**Records provided:**

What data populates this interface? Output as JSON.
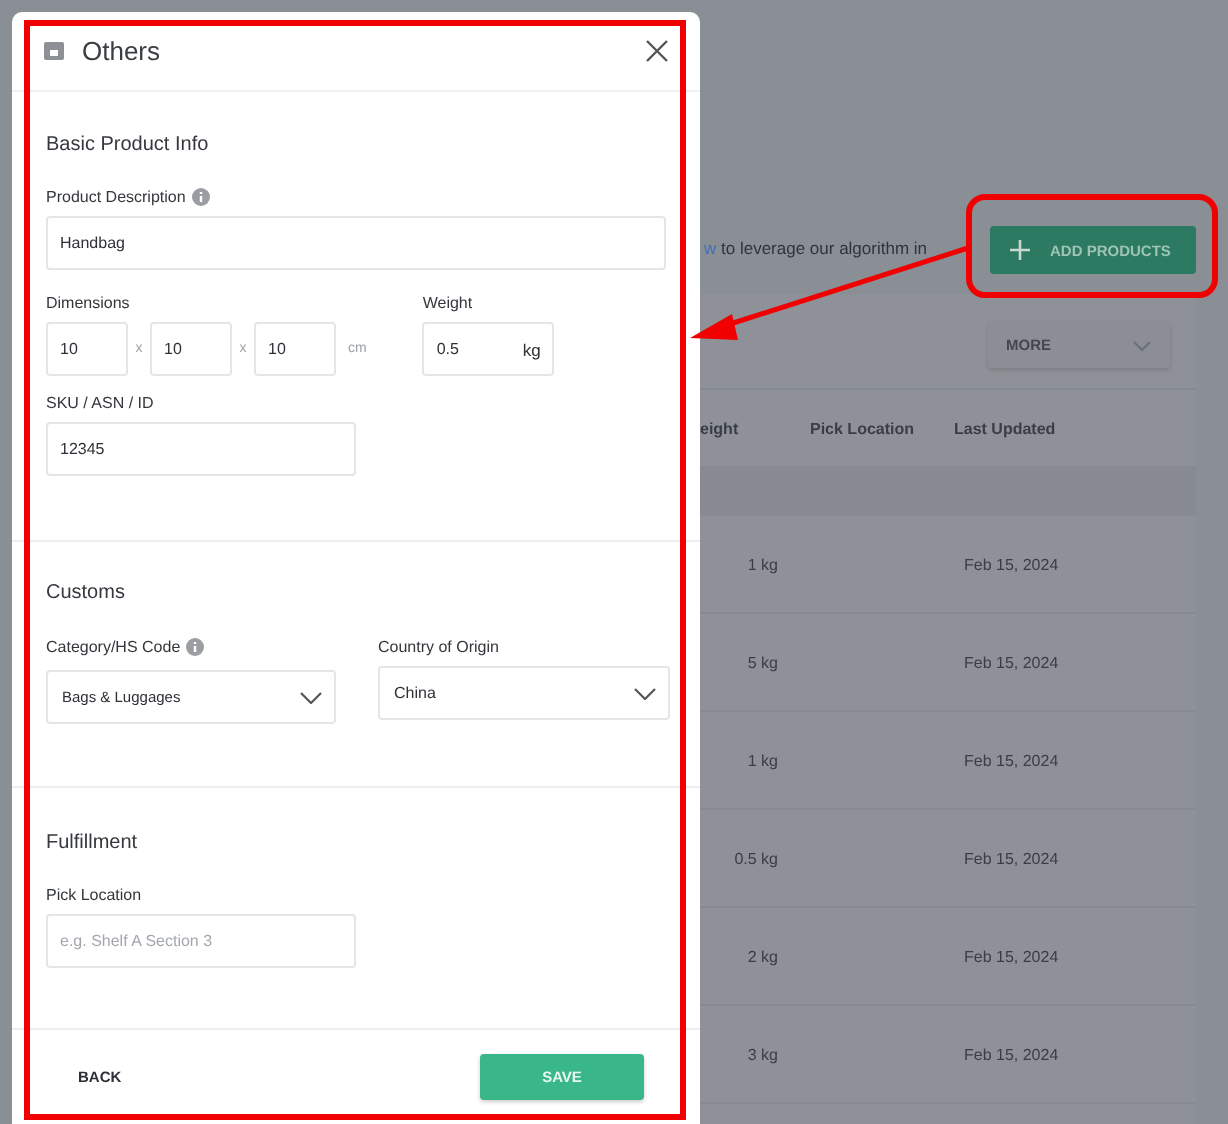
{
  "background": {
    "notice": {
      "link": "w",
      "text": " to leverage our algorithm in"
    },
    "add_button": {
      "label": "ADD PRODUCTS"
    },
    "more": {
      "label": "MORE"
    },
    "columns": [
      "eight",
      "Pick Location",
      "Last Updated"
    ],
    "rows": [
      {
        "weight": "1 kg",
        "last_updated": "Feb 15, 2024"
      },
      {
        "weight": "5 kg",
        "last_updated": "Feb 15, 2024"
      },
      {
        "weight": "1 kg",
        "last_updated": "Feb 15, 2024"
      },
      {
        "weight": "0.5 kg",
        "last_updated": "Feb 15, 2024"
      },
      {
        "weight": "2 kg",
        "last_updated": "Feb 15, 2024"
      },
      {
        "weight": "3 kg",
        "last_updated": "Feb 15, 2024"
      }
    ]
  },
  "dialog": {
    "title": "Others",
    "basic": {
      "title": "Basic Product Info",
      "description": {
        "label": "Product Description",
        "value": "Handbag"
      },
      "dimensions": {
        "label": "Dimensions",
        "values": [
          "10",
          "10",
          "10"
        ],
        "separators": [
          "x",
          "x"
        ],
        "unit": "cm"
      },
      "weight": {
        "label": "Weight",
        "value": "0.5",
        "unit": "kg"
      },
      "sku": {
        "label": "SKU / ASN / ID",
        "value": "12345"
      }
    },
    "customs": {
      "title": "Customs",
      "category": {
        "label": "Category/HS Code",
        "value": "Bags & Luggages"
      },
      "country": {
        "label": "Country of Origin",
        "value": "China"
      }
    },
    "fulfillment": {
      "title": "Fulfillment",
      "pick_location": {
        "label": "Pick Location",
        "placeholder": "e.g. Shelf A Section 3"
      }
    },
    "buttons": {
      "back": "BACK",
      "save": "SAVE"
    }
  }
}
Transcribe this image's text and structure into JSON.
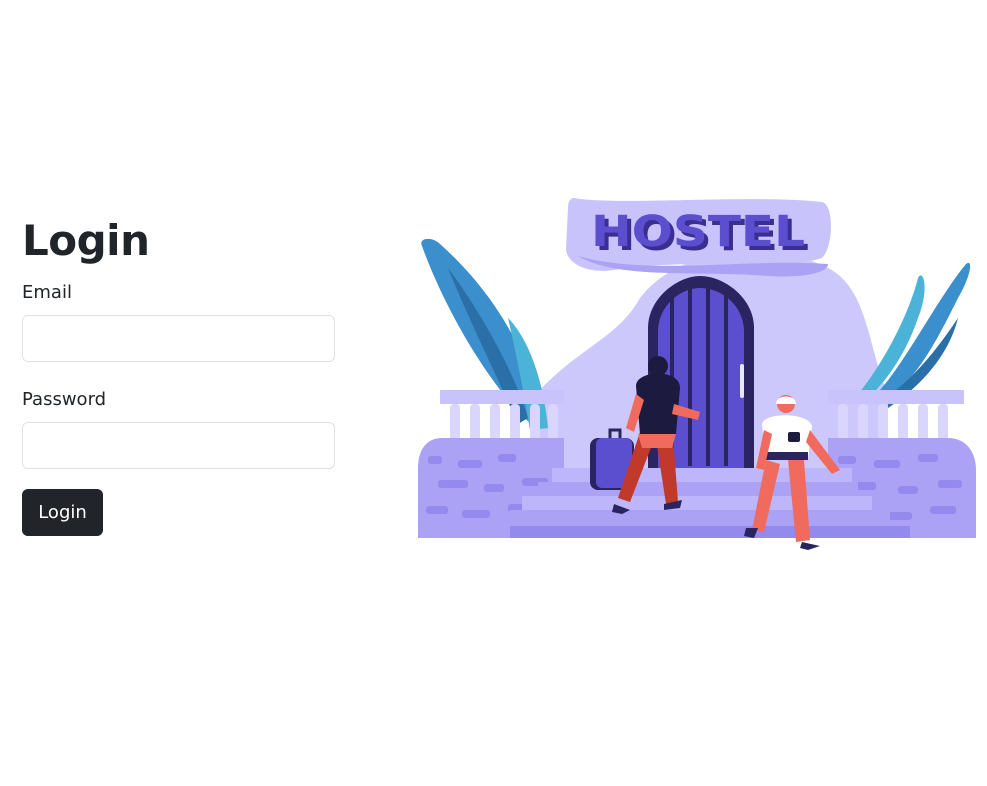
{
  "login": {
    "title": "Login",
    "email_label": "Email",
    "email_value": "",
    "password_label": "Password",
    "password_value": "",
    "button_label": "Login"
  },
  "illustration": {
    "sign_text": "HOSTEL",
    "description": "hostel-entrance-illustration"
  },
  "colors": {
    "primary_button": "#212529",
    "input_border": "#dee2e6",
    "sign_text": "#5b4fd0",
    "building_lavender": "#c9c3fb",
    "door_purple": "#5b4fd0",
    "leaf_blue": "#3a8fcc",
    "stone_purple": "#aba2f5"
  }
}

**Direction:** Set down the material exactly, every line of it, except for the pictures.

**Solution:**
What data populates this interface? Output as JSON.
{
  "background": {
    "notice": {
      "link": "w",
      "text": " to leverage our algorithm in"
    },
    "add_button": {
      "label": "ADD PRODUCTS"
    },
    "more": {
      "label": "MORE"
    },
    "columns": [
      "eight",
      "Pick Location",
      "Last Updated"
    ],
    "rows": [
      {
        "weight": "1 kg",
        "last_updated": "Feb 15, 2024"
      },
      {
        "weight": "5 kg",
        "last_updated": "Feb 15, 2024"
      },
      {
        "weight": "1 kg",
        "last_updated": "Feb 15, 2024"
      },
      {
        "weight": "0.5 kg",
        "last_updated": "Feb 15, 2024"
      },
      {
        "weight": "2 kg",
        "last_updated": "Feb 15, 2024"
      },
      {
        "weight": "3 kg",
        "last_updated": "Feb 15, 2024"
      }
    ]
  },
  "dialog": {
    "title": "Others",
    "basic": {
      "title": "Basic Product Info",
      "description": {
        "label": "Product Description",
        "value": "Handbag"
      },
      "dimensions": {
        "label": "Dimensions",
        "values": [
          "10",
          "10",
          "10"
        ],
        "separators": [
          "x",
          "x"
        ],
        "unit": "cm"
      },
      "weight": {
        "label": "Weight",
        "value": "0.5",
        "unit": "kg"
      },
      "sku": {
        "label": "SKU / ASN / ID",
        "value": "12345"
      }
    },
    "customs": {
      "title": "Customs",
      "category": {
        "label": "Category/HS Code",
        "value": "Bags & Luggages"
      },
      "country": {
        "label": "Country of Origin",
        "value": "China"
      }
    },
    "fulfillment": {
      "title": "Fulfillment",
      "pick_location": {
        "label": "Pick Location",
        "placeholder": "e.g. Shelf A Section 3"
      }
    },
    "buttons": {
      "back": "BACK",
      "save": "SAVE"
    }
  }
}
Transcribe this image's text and structure into JSON.
{
  "login": {
    "title": "Login",
    "email_label": "Email",
    "email_value": "",
    "password_label": "Password",
    "password_value": "",
    "button_label": "Login"
  },
  "illustration": {
    "sign_text": "HOSTEL",
    "description": "hostel-entrance-illustration"
  },
  "colors": {
    "primary_button": "#212529",
    "input_border": "#dee2e6",
    "sign_text": "#5b4fd0",
    "building_lavender": "#c9c3fb",
    "door_purple": "#5b4fd0",
    "leaf_blue": "#3a8fcc",
    "stone_purple": "#aba2f5"
  }
}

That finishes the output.